THE TASK
Retype all of the entries word for word.

[Dataset rows]
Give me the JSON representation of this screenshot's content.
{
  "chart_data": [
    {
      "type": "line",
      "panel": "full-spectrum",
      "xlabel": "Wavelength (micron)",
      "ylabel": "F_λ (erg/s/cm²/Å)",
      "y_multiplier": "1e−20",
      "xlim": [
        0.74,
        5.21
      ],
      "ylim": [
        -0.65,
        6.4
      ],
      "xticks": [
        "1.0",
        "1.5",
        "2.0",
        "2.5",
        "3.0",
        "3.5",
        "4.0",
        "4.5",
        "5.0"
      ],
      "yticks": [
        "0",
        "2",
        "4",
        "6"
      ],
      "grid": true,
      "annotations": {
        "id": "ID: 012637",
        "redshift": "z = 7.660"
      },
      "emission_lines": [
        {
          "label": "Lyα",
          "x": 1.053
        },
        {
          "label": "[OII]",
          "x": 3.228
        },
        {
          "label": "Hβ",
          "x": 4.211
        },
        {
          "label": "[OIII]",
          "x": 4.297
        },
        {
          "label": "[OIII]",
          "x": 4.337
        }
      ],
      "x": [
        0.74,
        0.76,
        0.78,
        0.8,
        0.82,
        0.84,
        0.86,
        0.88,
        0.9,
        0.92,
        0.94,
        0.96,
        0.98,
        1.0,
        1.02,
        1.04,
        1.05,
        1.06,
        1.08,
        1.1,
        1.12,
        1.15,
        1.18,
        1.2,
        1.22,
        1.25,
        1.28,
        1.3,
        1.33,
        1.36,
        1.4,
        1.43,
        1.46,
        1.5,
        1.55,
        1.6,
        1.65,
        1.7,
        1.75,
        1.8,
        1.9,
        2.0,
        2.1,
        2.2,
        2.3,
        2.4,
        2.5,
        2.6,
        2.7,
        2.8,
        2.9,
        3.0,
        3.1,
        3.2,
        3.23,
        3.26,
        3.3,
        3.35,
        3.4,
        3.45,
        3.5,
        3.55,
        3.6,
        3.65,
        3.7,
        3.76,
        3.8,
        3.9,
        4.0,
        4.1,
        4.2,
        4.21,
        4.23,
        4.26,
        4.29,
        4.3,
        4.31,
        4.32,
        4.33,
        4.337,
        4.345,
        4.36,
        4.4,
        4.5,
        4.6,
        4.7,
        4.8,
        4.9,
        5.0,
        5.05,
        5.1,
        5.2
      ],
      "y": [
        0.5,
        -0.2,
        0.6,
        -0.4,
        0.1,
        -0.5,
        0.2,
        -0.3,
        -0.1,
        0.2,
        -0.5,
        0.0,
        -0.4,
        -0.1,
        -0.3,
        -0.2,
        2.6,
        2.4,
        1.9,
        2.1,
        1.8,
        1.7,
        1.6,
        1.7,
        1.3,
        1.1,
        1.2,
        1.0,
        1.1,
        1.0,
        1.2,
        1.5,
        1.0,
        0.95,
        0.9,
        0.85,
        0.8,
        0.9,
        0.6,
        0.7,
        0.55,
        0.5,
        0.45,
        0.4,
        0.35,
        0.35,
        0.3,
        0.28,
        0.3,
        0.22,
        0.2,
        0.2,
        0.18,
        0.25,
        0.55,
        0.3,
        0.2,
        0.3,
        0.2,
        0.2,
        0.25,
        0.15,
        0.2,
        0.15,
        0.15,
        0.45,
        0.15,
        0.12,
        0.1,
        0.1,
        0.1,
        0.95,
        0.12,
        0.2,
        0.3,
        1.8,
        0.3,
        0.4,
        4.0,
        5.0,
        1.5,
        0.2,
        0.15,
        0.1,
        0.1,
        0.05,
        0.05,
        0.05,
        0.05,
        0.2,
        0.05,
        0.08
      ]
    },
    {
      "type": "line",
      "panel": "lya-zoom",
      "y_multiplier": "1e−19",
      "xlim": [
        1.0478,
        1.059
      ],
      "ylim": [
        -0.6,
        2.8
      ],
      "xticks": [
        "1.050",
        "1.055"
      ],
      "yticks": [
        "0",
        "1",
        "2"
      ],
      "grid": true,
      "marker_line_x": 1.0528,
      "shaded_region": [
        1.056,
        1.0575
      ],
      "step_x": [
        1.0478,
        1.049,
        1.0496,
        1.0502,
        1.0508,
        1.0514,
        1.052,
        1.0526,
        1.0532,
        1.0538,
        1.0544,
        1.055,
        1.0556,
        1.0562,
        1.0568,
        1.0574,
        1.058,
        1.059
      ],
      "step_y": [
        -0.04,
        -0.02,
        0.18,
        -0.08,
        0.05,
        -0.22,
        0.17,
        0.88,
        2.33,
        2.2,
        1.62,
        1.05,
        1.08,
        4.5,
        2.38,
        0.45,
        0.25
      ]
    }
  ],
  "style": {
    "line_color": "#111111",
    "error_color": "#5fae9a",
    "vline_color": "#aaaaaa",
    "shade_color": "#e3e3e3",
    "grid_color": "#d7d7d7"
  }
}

TASK RESPONSE
Give me the JSON representation of this screenshot's content.
{
  "chart_data": [
    {
      "type": "line",
      "panel": "full-spectrum",
      "xlabel": "Wavelength (micron)",
      "ylabel": "F_λ (erg/s/cm²/Å)",
      "y_multiplier": "1e−20",
      "xlim": [
        0.74,
        5.21
      ],
      "ylim": [
        -0.65,
        6.4
      ],
      "xticks": [
        "1.0",
        "1.5",
        "2.0",
        "2.5",
        "3.0",
        "3.5",
        "4.0",
        "4.5",
        "5.0"
      ],
      "yticks": [
        "0",
        "2",
        "4",
        "6"
      ],
      "grid": true,
      "annotations": {
        "id": "ID: 012637",
        "redshift": "z = 7.660"
      },
      "emission_lines": [
        {
          "label": "Lyα",
          "x": 1.053
        },
        {
          "label": "[OII]",
          "x": 3.228
        },
        {
          "label": "Hβ",
          "x": 4.211
        },
        {
          "label": "[OIII]",
          "x": 4.297
        },
        {
          "label": "[OIII]",
          "x": 4.337
        }
      ],
      "x": [
        0.74,
        0.76,
        0.78,
        0.8,
        0.82,
        0.84,
        0.86,
        0.88,
        0.9,
        0.92,
        0.94,
        0.96,
        0.98,
        1.0,
        1.02,
        1.04,
        1.05,
        1.06,
        1.08,
        1.1,
        1.12,
        1.15,
        1.18,
        1.2,
        1.22,
        1.25,
        1.28,
        1.3,
        1.33,
        1.36,
        1.4,
        1.43,
        1.46,
        1.5,
        1.55,
        1.6,
        1.65,
        1.7,
        1.75,
        1.8,
        1.9,
        2.0,
        2.1,
        2.2,
        2.3,
        2.4,
        2.5,
        2.6,
        2.7,
        2.8,
        2.9,
        3.0,
        3.1,
        3.2,
        3.23,
        3.26,
        3.3,
        3.35,
        3.4,
        3.45,
        3.5,
        3.55,
        3.6,
        3.65,
        3.7,
        3.76,
        3.8,
        3.9,
        4.0,
        4.1,
        4.2,
        4.21,
        4.23,
        4.26,
        4.29,
        4.3,
        4.31,
        4.32,
        4.33,
        4.337,
        4.345,
        4.36,
        4.4,
        4.5,
        4.6,
        4.7,
        4.8,
        4.9,
        5.0,
        5.05,
        5.1,
        5.2
      ],
      "y": [
        0.5,
        -0.2,
        0.6,
        -0.4,
        0.1,
        -0.5,
        0.2,
        -0.3,
        -0.1,
        0.2,
        -0.5,
        0.0,
        -0.4,
        -0.1,
        -0.3,
        -0.2,
        2.6,
        2.4,
        1.9,
        2.1,
        1.8,
        1.7,
        1.6,
        1.7,
        1.3,
        1.1,
        1.2,
        1.0,
        1.1,
        1.0,
        1.2,
        1.5,
        1.0,
        0.95,
        0.9,
        0.85,
        0.8,
        0.9,
        0.6,
        0.7,
        0.55,
        0.5,
        0.45,
        0.4,
        0.35,
        0.35,
        0.3,
        0.28,
        0.3,
        0.22,
        0.2,
        0.2,
        0.18,
        0.25,
        0.55,
        0.3,
        0.2,
        0.3,
        0.2,
        0.2,
        0.25,
        0.15,
        0.2,
        0.15,
        0.15,
        0.45,
        0.15,
        0.12,
        0.1,
        0.1,
        0.1,
        0.95,
        0.12,
        0.2,
        0.3,
        1.8,
        0.3,
        0.4,
        4.0,
        5.0,
        1.5,
        0.2,
        0.15,
        0.1,
        0.1,
        0.05,
        0.05,
        0.05,
        0.05,
        0.2,
        0.05,
        0.08
      ]
    },
    {
      "type": "line",
      "panel": "lya-zoom",
      "y_multiplier": "1e−19",
      "xlim": [
        1.0478,
        1.059
      ],
      "ylim": [
        -0.6,
        2.8
      ],
      "xticks": [
        "1.050",
        "1.055"
      ],
      "yticks": [
        "0",
        "1",
        "2"
      ],
      "grid": true,
      "marker_line_x": 1.0528,
      "shaded_region": [
        1.056,
        1.0575
      ],
      "step_x": [
        1.0478,
        1.049,
        1.0496,
        1.0502,
        1.0508,
        1.0514,
        1.052,
        1.0526,
        1.0532,
        1.0538,
        1.0544,
        1.055,
        1.0556,
        1.0562,
        1.0568,
        1.0574,
        1.058,
        1.059
      ],
      "step_y": [
        -0.04,
        -0.02,
        0.18,
        -0.08,
        0.05,
        -0.22,
        0.17,
        0.88,
        2.33,
        2.2,
        1.62,
        1.05,
        1.08,
        4.5,
        2.38,
        0.45,
        0.25
      ]
    }
  ],
  "style": {
    "line_color": "#111111",
    "error_color": "#5fae9a",
    "vline_color": "#aaaaaa",
    "shade_color": "#e3e3e3",
    "grid_color": "#d7d7d7"
  }
}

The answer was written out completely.